Do this | Resume the article on using a Trie class for text pattern searching in C#, writing on from its final sentence.
[Begin Document segment]
Using Trie Class for Efficient Text Pattern Searching in C#

In this article, we will explore the Trie algorithm and how to use the Trie class in C# for efficient text pattern searching. The naive approach of searching through the text character by character can be inefficient, especially for longer patterns and larger texts. The Trie algorithm allows for an efficient approach.

To download the source code for this article, you can visit our GitHub repository.

Let’s begin.

What Is a Trie?

A Trie (pronounced “try”) is a tree-like data structure that is often used to store and retrieve strings quickly.

Support Code Maze on Patreon to get rid of ads and get the best discounts on our products!

At its core, a trie is made up of nodes that represent individual characters in a string. The root node represents the empty string, and each child node represents a different character that can follow the string represented by its parent.

One advantage of a trie is its ability to determine rapidly whether a given string is present in the set of strings it represents. A string is represented by a unique path through the trie, making it easy to determine its presence or absence.

Another advantage of a trie is its ability to find all strings that have a given prefix quickly. All strings sharing a common prefix have the same path through the trie up to the prefix’s endpoint.

Let’s take “cat”, and “car” as an example. When storing in a trie, the root node represents the empty string. The first character in both the strings is “c”, so we create a child node under the root node to represent this character. Next, we create a new node that represents the character “a”. Finally, we create two child nodes from the “a” node to represent the characters “t” and “r”.

Now, this makes it easy for us to determine if a string e.g. “can” is present in the given strings. Also, finding all strings with a “ca” prefix is a matter of counting the child nodes for the “a” node.

Implement a Trie Class in C#

Let’s implement the Trie data structure. A trie is a collection of nodes, so let’s start by creating a TrieNode class:

public class TrieNode
{
    public bool IsWord { get; set; }
    public Dictionary<char, TrieNode> Children { get; } = new Dictionary<char, TrieNode>();
}

Here, the TrieNode class stores a boolean flag indicating whether the node represents the end of a word in the IsWord property, as well as a dictionary of child nodes.

Now, let’s create a Trie class that stores a reference to the root node and provides methods for inserting and searching words:

public class Trie
{
    private readonly TrieNode _root = new TrieNode();

    public void AddWord(string word)
    {
        var node = _root;

        foreach (char c in word)
        {
            if (!node.Children.ContainsKey(c))
                node.Children[c] = new TrieNode();

            node = node.Children[c];
        }

        node.IsWord = true;
    }

    public bool Search(string word)
    {
        var node = _root;

        foreach (char c in word)
        {
            if (!node.Children.ContainsKey(c))
                return false;

            node = node.Children[c];
        }

        return node.IsWord;
    }
}

Here, we have two methods, AddWord(), for inserting a new word, and Search(), for searching a word within the trie.

To insert a word, we start at the root node and iterate through each character in the word. For each character, we check if there is a child node representing that character. If not, we create a new child node and add it to the dictionary of children. Then, we move to the child node and repeat the process for the next character. Once we reach the end of the word, we set the IsWord property on the final node to true.

To search for a word, we start at the root node and iterate through each character in the word. For each character, we check if there is a child node representing that character. If not, we return false to indicate that the word is not in the trie. If we reach the end of the word and the IsWord property on the final node is true, we return true to indicate that the word is in the trie.
[End Document segment]
[Begin Available data]
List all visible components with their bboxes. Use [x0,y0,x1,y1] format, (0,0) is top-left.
[End Available data]
Task answer |
Now, that we are done with the creation of classes, let’s look at how to use this Trie class for pattern searching.

Use the Trie Class for Pattern Searching

To search for a pattern, we need to create the Trie data structure and insert words into it:

var trie = new Trie();
var text = "The quick brown fox jumps over the lazy dog";
            
foreach (var word in text.Split(' '))
{
    trie.AddWord(word);
}

var expected = true;
var actual = trie.Search("quick");

Assert.Equal(expected, actual);

Here, we first create a Trie instance and split the text into words using the Split() method. Then, we add each word to the Trie using the AddWord() method.

Next, we define a pattern that we want to search for in the text. Finally, we search the Trie for the pattern using the Search() method, and verify it exists.

Trie Class vs .NET Collections

.NET collections like List, Dictionary, and HashSet are very useful for storing and retrieving data, but when it comes to text pattern searching, they may not be the best choice.

The main reason why we should favor Trie over .NET collections is that Trie is specifically designed for text pattern searching. It provides a way to efficiently store and retrieve strings based on their prefixes, which makes it ideal for text search applications.

.NET collections, on the other hand, are general-purpose data structures that are not specifically designed for text pattern searching. While we can use them for text search applications, they may not be as efficient as Trie.

Let’s implement pattern searching using the .NET collections and understand how Trie has an advantage over them.

Pattern Searching With HashSet<T>

A HashSet is a collection that allows for constant-time lookup, insertion, and deletion of elements:

public static bool Search(string text, string pattern)
{
    if (string.IsNullOrEmpty(text) || string.IsNullOrEmpty(pattern))
    {
        return false;
    }

    var patternSet = new HashSet<string> { pattern };
    var patternLength = pattern.Length;

    for (int i = 0; i <= text.Length - patternLength; i++)
    {
        var subString = text.Substring(i, patternLength);

        if (patternSet.Contains(subString))
        {
            return true;
        }
    }

    return false;
}

Here, we define a Search() method that takes a text string and a pattern string and returns a bool value indicating whether the pattern occurs in the text.

If we find a match between a substring and any of the patterns in the HashSet<string>, we return true. If we have iterated through all substrings and have not found any matches, we return false.

HashSet<T> is a good choice if we only need to determine whether a pattern appears in a text and don’t need to know its location or frequency, as it provides constant-time lookup.

List<T> Pattern Searching

The List class in C# is a dynamic collection that allows us to add or remove elements at runtime. It is useful for storing and manipulating collections of data.

We can implement a similar search method to a HashSet:

public static bool Search(string text, string pattern)
{
    if (string.IsNullOrEmpty(text) || string.IsNullOrEmpty(pattern) || text.Length < pattern.Length)
    { 
        return false; 
    }

    var substrings = new List<string>();
    for (int i = 0; i <= text.Length - pattern.Length; i++)
    {
        substrings.Add(text.Substring(i, pattern.Length));
    }

    return substrings.Contains(pattern);
            
}

First, we create an empty list of substrings. Then, we iterate through each substring of the text string that is the same length as the pattern and add it to the list of substrings.

Finally, we check whether the list of substrings contains the pattern string. If it does, we return true, otherwise, we return false.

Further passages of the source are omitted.